------ Exercise data ------

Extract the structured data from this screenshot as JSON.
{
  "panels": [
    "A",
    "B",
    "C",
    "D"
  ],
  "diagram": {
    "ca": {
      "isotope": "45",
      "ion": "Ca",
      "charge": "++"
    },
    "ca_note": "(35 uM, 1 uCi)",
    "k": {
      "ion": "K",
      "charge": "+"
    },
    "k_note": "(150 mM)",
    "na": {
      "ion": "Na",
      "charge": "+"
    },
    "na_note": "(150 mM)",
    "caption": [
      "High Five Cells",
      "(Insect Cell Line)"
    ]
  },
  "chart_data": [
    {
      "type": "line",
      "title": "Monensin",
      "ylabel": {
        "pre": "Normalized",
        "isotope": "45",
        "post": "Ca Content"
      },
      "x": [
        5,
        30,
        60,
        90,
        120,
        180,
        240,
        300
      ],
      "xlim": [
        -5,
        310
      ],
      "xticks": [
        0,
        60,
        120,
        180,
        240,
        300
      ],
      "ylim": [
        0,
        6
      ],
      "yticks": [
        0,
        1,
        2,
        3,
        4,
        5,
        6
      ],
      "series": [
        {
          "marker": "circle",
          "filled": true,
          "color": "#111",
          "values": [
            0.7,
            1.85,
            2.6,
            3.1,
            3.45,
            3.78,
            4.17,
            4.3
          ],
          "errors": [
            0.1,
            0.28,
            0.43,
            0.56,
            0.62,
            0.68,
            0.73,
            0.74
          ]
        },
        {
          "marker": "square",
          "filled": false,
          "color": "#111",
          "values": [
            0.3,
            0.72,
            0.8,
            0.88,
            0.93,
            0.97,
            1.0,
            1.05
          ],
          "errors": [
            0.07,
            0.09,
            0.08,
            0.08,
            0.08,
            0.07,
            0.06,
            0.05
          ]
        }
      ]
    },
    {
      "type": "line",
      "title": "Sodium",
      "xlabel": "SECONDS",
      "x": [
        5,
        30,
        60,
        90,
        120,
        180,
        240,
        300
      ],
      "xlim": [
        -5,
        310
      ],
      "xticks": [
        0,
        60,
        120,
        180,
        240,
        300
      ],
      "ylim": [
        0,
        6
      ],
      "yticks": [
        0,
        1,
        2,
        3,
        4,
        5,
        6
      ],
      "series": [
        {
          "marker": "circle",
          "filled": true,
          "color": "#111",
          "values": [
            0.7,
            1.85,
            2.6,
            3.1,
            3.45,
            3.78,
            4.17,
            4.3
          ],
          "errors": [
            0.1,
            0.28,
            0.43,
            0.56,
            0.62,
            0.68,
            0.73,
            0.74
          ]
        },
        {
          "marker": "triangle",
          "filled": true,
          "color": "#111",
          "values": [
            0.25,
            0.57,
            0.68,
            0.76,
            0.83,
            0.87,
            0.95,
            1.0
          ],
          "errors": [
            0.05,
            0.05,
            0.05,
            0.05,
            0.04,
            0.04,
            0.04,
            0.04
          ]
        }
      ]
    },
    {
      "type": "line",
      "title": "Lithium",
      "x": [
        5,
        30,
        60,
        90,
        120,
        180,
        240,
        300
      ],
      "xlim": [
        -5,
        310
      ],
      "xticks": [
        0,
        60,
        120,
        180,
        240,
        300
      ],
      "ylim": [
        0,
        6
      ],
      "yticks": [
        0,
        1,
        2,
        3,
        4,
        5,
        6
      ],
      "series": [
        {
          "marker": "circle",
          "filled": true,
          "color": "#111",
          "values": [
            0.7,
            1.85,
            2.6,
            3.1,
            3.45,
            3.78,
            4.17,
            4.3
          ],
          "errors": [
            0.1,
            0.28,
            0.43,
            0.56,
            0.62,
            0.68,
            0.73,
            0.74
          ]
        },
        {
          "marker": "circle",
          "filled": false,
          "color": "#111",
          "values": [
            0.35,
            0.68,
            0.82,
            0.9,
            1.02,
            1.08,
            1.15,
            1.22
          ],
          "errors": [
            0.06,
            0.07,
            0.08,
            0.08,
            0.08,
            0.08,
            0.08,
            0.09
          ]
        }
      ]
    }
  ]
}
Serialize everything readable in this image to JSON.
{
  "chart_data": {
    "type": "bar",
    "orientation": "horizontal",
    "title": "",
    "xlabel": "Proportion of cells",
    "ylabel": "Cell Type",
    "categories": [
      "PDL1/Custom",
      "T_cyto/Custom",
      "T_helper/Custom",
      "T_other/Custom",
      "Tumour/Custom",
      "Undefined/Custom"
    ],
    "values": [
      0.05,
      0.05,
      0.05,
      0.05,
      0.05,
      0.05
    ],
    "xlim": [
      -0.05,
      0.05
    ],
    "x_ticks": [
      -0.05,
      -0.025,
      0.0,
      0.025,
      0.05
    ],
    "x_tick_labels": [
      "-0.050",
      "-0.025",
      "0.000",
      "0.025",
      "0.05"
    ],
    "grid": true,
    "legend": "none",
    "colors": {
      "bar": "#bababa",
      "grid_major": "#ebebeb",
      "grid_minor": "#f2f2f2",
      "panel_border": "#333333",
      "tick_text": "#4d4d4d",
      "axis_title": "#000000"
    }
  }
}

------

[Directions]
Restating every entry above word for word is the whole task.

[Response for this exercise]
Extract the structured data from this screenshot as JSON.
{
  "panels": [
    "A",
    "B",
    "C",
    "D"
  ],
  "diagram": {
    "ca": {
      "isotope": "45",
      "ion": "Ca",
      "charge": "++"
    },
    "ca_note": "(35 uM, 1 uCi)",
    "k": {
      "ion": "K",
      "charge": "+"
    },
    "k_note": "(150 mM)",
    "na": {
      "ion": "Na",
      "charge": "+"
    },
    "na_note": "(150 mM)",
    "caption": [
      "High Five Cells",
      "(Insect Cell Line)"
    ]
  },
  "chart_data": [
    {
      "type": "line",
      "title": "Monensin",
      "ylabel": {
        "pre": "Normalized",
        "isotope": "45",
        "post": "Ca Content"
      },
      "x": [
        5,
        30,
        60,
        90,
        120,
        180,
        240,
        300
      ],
      "xlim": [
        -5,
        310
      ],
      "xticks": [
        0,
        60,
        120,
        180,
        240,
        300
      ],
      "ylim": [
        0,
        6
      ],
      "yticks": [
        0,
        1,
        2,
        3,
        4,
        5,
        6
      ],
      "series": [
        {
          "marker": "circle",
          "filled": true,
          "color": "#111",
          "values": [
            0.7,
            1.85,
            2.6,
            3.1,
            3.45,
            3.78,
            4.17,
            4.3
          ],
          "errors": [
            0.1,
            0.28,
            0.43,
            0.56,
            0.62,
            0.68,
            0.73,
            0.74
          ]
        },
        {
          "marker": "square",
          "filled": false,
          "color": "#111",
          "values": [
            0.3,
            0.72,
            0.8,
            0.88,
            0.93,
            0.97,
            1.0,
            1.05
          ],
          "errors": [
            0.07,
            0.09,
            0.08,
            0.08,
            0.08,
            0.07,
            0.06,
            0.05
          ]
        }
      ]
    },
    {
      "type": "line",
      "title": "Sodium",
      "xlabel": "SECONDS",
      "x": [
        5,
        30,
        60,
        90,
        120,
        180,
        240,
        300
      ],
      "xlim": [
        -5,
        310
      ],
      "xticks": [
        0,
        60,
        120,
        180,
        240,
        300
      ],
      "ylim": [
        0,
        6
      ],
      "yticks": [
        0,
        1,
        2,
        3,
        4,
        5,
        6
      ],
      "series": [
        {
          "marker": "circle",
          "filled": true,
          "color": "#111",
          "values": [
            0.7,
            1.85,
            2.6,
            3.1,
            3.45,
            3.78,
            4.17,
            4.3
          ],
          "errors": [
            0.1,
            0.28,
            0.43,
            0.56,
            0.62,
            0.68,
            0.73,
            0.74
          ]
        },
        {
          "marker": "triangle",
          "filled": true,
          "color": "#111",
          "values": [
            0.25,
            0.57,
            0.68,
            0.76,
            0.83,
            0.87,
            0.95,
            1.0
          ],
          "errors": [
            0.05,
            0.05,
            0.05,
            0.05,
            0.04,
            0.04,
            0.04,
            0.04
          ]
        }
      ]
    },
    {
      "type": "line",
      "title": "Lithium",
      "x": [
        5,
        30,
        60,
        90,
        120,
        180,
        240,
        300
      ],
      "xlim": [
        -5,
        310
      ],
      "xticks": [
        0,
        60,
        120,
        180,
        240,
        300
      ],
      "ylim": [
        0,
        6
      ],
      "yticks": [
        0,
        1,
        2,
        3,
        4,
        5,
        6
      ],
      "series": [
        {
          "marker": "circle",
          "filled": true,
          "color": "#111",
          "values": [
            0.7,
            1.85,
            2.6,
            3.1,
            3.45,
            3.78,
            4.17,
            4.3
          ],
          "errors": [
            0.1,
            0.28,
            0.43,
            0.56,
            0.62,
            0.68,
            0.73,
            0.74
          ]
        },
        {
          "marker": "circle",
          "filled": false,
          "color": "#111",
          "values": [
            0.35,
            0.68,
            0.82,
            0.9,
            1.02,
            1.08,
            1.15,
            1.22
          ],
          "errors": [
            0.06,
            0.07,
            0.08,
            0.08,
            0.08,
            0.08,
            0.08,
            0.09
          ]
        }
      ]
    }
  ]
}
Serialize everything readable in this image to JSON.
{
  "chart_data": {
    "type": "bar",
    "orientation": "horizontal",
    "title": "",
    "xlabel": "Proportion of cells",
    "ylabel": "Cell Type",
    "categories": [
      "PDL1/Custom",
      "T_cyto/Custom",
      "T_helper/Custom",
      "T_other/Custom",
      "Tumour/Custom",
      "Undefined/Custom"
    ],
    "values": [
      0.05,
      0.05,
      0.05,
      0.05,
      0.05,
      0.05
    ],
    "xlim": [
      -0.05,
      0.05
    ],
    "x_ticks": [
      -0.05,
      -0.025,
      0.0,
      0.025,
      0.05
    ],
    "x_tick_labels": [
      "-0.050",
      "-0.025",
      "0.000",
      "0.025",
      "0.05"
    ],
    "grid": true,
    "legend": "none",
    "colors": {
      "bar": "#bababa",
      "grid_major": "#ebebeb",
      "grid_minor": "#f2f2f2",
      "panel_border": "#333333",
      "tick_text": "#4d4d4d",
      "axis_title": "#000000"
    }
  }
}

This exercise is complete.